--- begin Record set ---

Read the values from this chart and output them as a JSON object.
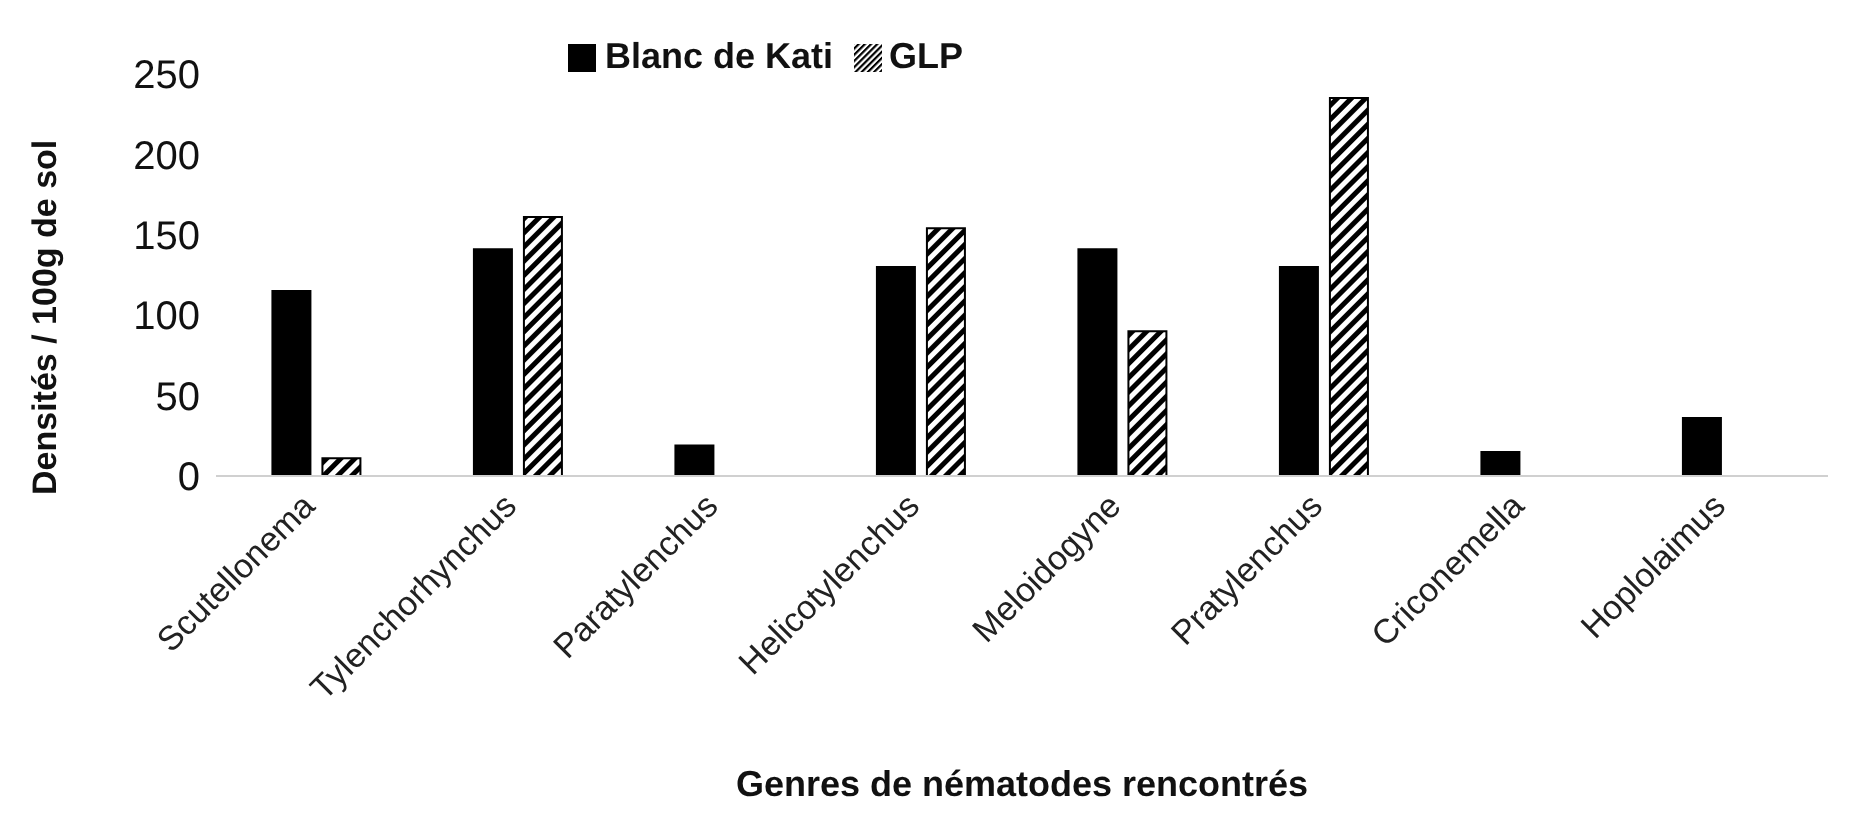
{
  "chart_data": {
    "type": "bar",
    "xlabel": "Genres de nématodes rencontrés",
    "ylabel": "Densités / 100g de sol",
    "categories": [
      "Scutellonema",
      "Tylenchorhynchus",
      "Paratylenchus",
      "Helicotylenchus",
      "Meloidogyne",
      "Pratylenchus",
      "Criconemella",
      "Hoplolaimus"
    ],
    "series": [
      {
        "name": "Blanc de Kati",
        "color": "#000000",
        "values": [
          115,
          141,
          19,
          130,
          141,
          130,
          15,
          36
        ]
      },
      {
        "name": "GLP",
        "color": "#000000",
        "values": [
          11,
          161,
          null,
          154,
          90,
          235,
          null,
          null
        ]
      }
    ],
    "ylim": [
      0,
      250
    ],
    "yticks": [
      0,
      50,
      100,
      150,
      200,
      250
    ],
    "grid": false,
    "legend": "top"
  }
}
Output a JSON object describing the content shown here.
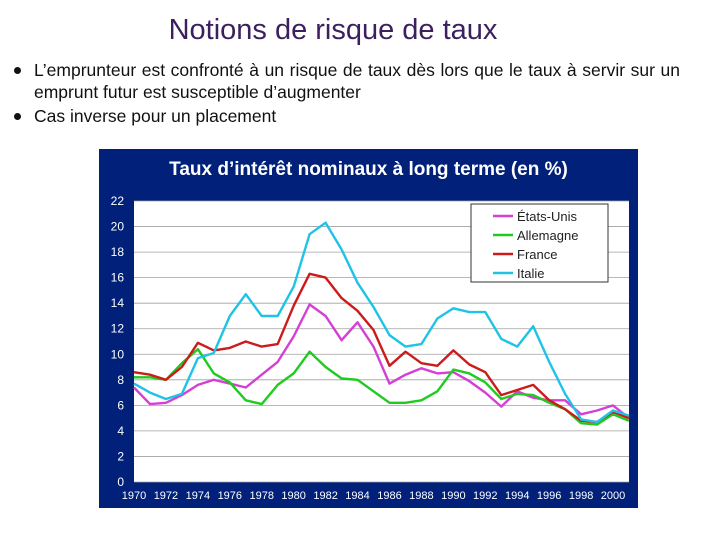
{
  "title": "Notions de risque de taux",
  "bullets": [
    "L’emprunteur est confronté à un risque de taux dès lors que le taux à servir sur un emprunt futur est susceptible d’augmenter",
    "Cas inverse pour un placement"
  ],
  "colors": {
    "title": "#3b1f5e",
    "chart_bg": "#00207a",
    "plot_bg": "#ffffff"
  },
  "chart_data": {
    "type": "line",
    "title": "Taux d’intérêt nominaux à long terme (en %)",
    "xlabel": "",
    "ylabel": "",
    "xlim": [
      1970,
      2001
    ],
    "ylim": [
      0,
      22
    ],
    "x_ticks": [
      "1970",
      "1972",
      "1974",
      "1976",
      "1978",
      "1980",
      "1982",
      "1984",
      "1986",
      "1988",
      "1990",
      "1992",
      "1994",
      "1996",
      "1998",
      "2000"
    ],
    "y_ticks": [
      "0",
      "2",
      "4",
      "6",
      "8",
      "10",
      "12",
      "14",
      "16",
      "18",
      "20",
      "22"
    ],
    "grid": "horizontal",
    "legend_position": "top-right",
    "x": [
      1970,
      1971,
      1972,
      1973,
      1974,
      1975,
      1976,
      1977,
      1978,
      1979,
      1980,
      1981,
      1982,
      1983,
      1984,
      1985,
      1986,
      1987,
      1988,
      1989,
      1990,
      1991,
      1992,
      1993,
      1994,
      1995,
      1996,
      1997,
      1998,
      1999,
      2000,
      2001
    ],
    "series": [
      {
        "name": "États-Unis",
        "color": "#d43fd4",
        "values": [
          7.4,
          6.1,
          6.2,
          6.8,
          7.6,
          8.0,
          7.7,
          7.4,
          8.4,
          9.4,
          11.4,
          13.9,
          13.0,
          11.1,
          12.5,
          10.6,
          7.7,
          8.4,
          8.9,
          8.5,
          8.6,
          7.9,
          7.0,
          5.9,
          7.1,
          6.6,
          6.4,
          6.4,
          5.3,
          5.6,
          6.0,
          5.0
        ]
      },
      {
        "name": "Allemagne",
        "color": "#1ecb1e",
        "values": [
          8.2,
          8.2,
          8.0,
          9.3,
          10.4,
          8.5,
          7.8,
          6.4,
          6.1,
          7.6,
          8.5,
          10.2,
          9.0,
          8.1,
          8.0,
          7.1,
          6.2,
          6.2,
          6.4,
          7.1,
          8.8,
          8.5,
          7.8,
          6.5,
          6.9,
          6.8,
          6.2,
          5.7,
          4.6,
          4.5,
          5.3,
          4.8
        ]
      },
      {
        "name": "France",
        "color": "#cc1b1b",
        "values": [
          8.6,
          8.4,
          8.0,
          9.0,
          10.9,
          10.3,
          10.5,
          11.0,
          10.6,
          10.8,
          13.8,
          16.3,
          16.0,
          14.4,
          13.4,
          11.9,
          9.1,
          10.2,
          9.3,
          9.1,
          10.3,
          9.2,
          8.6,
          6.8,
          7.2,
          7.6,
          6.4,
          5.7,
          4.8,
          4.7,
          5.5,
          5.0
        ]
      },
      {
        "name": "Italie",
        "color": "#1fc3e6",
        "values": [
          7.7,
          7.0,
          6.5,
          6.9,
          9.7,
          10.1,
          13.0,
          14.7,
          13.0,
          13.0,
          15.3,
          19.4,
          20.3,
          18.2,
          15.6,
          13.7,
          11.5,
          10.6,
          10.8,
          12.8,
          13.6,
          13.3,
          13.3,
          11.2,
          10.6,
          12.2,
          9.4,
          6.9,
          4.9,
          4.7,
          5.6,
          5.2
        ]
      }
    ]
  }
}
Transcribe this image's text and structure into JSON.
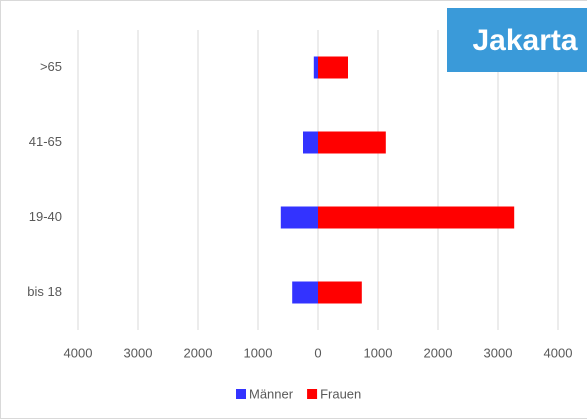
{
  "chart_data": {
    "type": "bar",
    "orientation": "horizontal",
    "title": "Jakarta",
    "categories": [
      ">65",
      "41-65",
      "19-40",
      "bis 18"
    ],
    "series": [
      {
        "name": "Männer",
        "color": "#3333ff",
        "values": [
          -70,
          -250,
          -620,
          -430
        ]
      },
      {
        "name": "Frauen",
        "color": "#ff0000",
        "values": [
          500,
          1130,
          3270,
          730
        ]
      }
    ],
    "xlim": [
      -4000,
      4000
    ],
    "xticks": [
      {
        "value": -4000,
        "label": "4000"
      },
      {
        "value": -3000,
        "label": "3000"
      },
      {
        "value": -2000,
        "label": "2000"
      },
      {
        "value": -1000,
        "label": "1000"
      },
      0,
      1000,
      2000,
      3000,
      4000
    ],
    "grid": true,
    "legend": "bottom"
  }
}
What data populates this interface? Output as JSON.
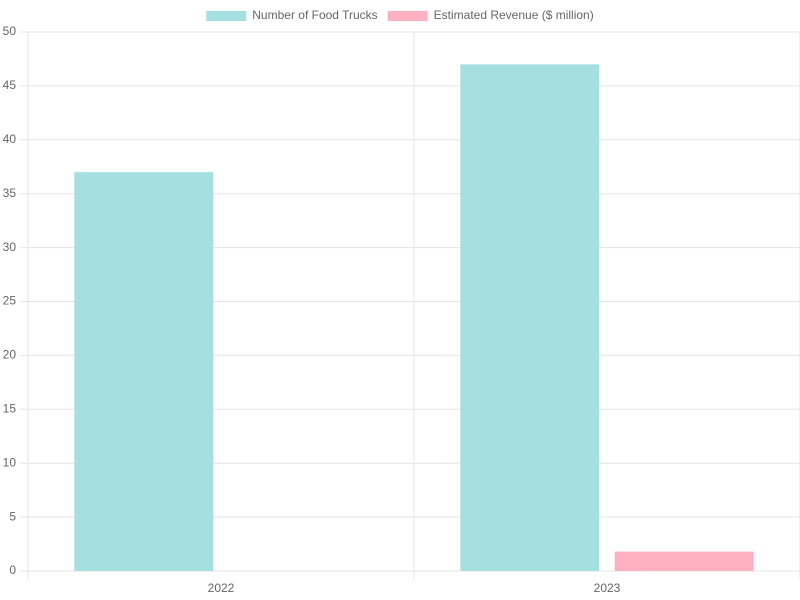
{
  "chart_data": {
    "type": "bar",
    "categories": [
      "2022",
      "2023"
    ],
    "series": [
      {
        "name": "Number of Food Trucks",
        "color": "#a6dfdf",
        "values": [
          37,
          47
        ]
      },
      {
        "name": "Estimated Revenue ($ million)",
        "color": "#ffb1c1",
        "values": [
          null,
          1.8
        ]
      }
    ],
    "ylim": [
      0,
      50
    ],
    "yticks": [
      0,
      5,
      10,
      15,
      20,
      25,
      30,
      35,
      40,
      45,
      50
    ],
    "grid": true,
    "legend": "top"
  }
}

--- end Record set ---

### Your objective
All the lines above are to be reproduced exactly, except the pictures.

### Solution for this problem
Read the values from this chart and output them as a JSON object.
{
  "chart_data": {
    "type": "bar",
    "xlabel": "Genres de nématodes rencontrés",
    "ylabel": "Densités / 100g de sol",
    "categories": [
      "Scutellonema",
      "Tylenchorhynchus",
      "Paratylenchus",
      "Helicotylenchus",
      "Meloidogyne",
      "Pratylenchus",
      "Criconemella",
      "Hoplolaimus"
    ],
    "series": [
      {
        "name": "Blanc de Kati",
        "color": "#000000",
        "values": [
          115,
          141,
          19,
          130,
          141,
          130,
          15,
          36
        ]
      },
      {
        "name": "GLP",
        "color": "#000000",
        "values": [
          11,
          161,
          null,
          154,
          90,
          235,
          null,
          null
        ]
      }
    ],
    "ylim": [
      0,
      250
    ],
    "yticks": [
      0,
      50,
      100,
      150,
      200,
      250
    ],
    "grid": false,
    "legend": "top"
  }
}
Output a JSON object describing the content shown here.
{
  "title": "Notions de risque de taux",
  "bullets": [
    "L’emprunteur est confronté à un risque de taux dès lors que le taux à servir sur un emprunt futur est susceptible d’augmenter",
    "Cas inverse pour un placement"
  ],
  "colors": {
    "title": "#3b1f5e",
    "chart_bg": "#00207a",
    "plot_bg": "#ffffff"
  },
  "chart_data": {
    "type": "line",
    "title": "Taux d’intérêt nominaux à long terme (en %)",
    "xlabel": "",
    "ylabel": "",
    "xlim": [
      1970,
      2001
    ],
    "ylim": [
      0,
      22
    ],
    "x_ticks": [
      "1970",
      "1972",
      "1974",
      "1976",
      "1978",
      "1980",
      "1982",
      "1984",
      "1986",
      "1988",
      "1990",
      "1992",
      "1994",
      "1996",
      "1998",
      "2000"
    ],
    "y_ticks": [
      "0",
      "2",
      "4",
      "6",
      "8",
      "10",
      "12",
      "14",
      "16",
      "18",
      "20",
      "22"
    ],
    "grid": "horizontal",
    "legend_position": "top-right",
    "x": [
      1970,
      1971,
      1972,
      1973,
      1974,
      1975,
      1976,
      1977,
      1978,
      1979,
      1980,
      1981,
      1982,
      1983,
      1984,
      1985,
      1986,
      1987,
      1988,
      1989,
      1990,
      1991,
      1992,
      1993,
      1994,
      1995,
      1996,
      1997,
      1998,
      1999,
      2000,
      2001
    ],
    "series": [
      {
        "name": "États-Unis",
        "color": "#d43fd4",
        "values": [
          7.4,
          6.1,
          6.2,
          6.8,
          7.6,
          8.0,
          7.7,
          7.4,
          8.4,
          9.4,
          11.4,
          13.9,
          13.0,
          11.1,
          12.5,
          10.6,
          7.7,
          8.4,
          8.9,
          8.5,
          8.6,
          7.9,
          7.0,
          5.9,
          7.1,
          6.6,
          6.4,
          6.4,
          5.3,
          5.6,
          6.0,
          5.0
        ]
      },
      {
        "name": "Allemagne",
        "color": "#1ecb1e",
        "values": [
          8.2,
          8.2,
          8.0,
          9.3,
          10.4,
          8.5,
          7.8,
          6.4,
          6.1,
          7.6,
          8.5,
          10.2,
          9.0,
          8.1,
          8.0,
          7.1,
          6.2,
          6.2,
          6.4,
          7.1,
          8.8,
          8.5,
          7.8,
          6.5,
          6.9,
          6.8,
          6.2,
          5.7,
          4.6,
          4.5,
          5.3,
          4.8
        ]
      },
      {
        "name": "France",
        "color": "#cc1b1b",
        "values": [
          8.6,
          8.4,
          8.0,
          9.0,
          10.9,
          10.3,
          10.5,
          11.0,
          10.6,
          10.8,
          13.8,
          16.3,
          16.0,
          14.4,
          13.4,
          11.9,
          9.1,
          10.2,
          9.3,
          9.1,
          10.3,
          9.2,
          8.6,
          6.8,
          7.2,
          7.6,
          6.4,
          5.7,
          4.8,
          4.7,
          5.5,
          5.0
        ]
      },
      {
        "name": "Italie",
        "color": "#1fc3e6",
        "values": [
          7.7,
          7.0,
          6.5,
          6.9,
          9.7,
          10.1,
          13.0,
          14.7,
          13.0,
          13.0,
          15.3,
          19.4,
          20.3,
          18.2,
          15.6,
          13.7,
          11.5,
          10.6,
          10.8,
          12.8,
          13.6,
          13.3,
          13.3,
          11.2,
          10.6,
          12.2,
          9.4,
          6.9,
          4.9,
          4.7,
          5.6,
          5.2
        ]
      }
    ]
  }
}
Transcribe this image's text and structure into JSON.
{
  "chart_data": {
    "type": "bar",
    "orientation": "horizontal",
    "title": "Jakarta",
    "categories": [
      ">65",
      "41-65",
      "19-40",
      "bis 18"
    ],
    "series": [
      {
        "name": "Männer",
        "color": "#3333ff",
        "values": [
          -70,
          -250,
          -620,
          -430
        ]
      },
      {
        "name": "Frauen",
        "color": "#ff0000",
        "values": [
          500,
          1130,
          3270,
          730
        ]
      }
    ],
    "xlim": [
      -4000,
      4000
    ],
    "xticks": [
      {
        "value": -4000,
        "label": "4000"
      },
      {
        "value": -3000,
        "label": "3000"
      },
      {
        "value": -2000,
        "label": "2000"
      },
      {
        "value": -1000,
        "label": "1000"
      },
      0,
      1000,
      2000,
      3000,
      4000
    ],
    "grid": true,
    "legend": "bottom"
  }
}
What data populates this interface? Output as JSON.
{
  "chart_data": {
    "type": "bar",
    "categories": [
      "2022",
      "2023"
    ],
    "series": [
      {
        "name": "Number of Food Trucks",
        "color": "#a6dfdf",
        "values": [
          37,
          47
        ]
      },
      {
        "name": "Estimated Revenue ($ million)",
        "color": "#ffb1c1",
        "values": [
          null,
          1.8
        ]
      }
    ],
    "ylim": [
      0,
      50
    ],
    "yticks": [
      0,
      5,
      10,
      15,
      20,
      25,
      30,
      35,
      40,
      45,
      50
    ],
    "grid": true,
    "legend": "top"
  }
}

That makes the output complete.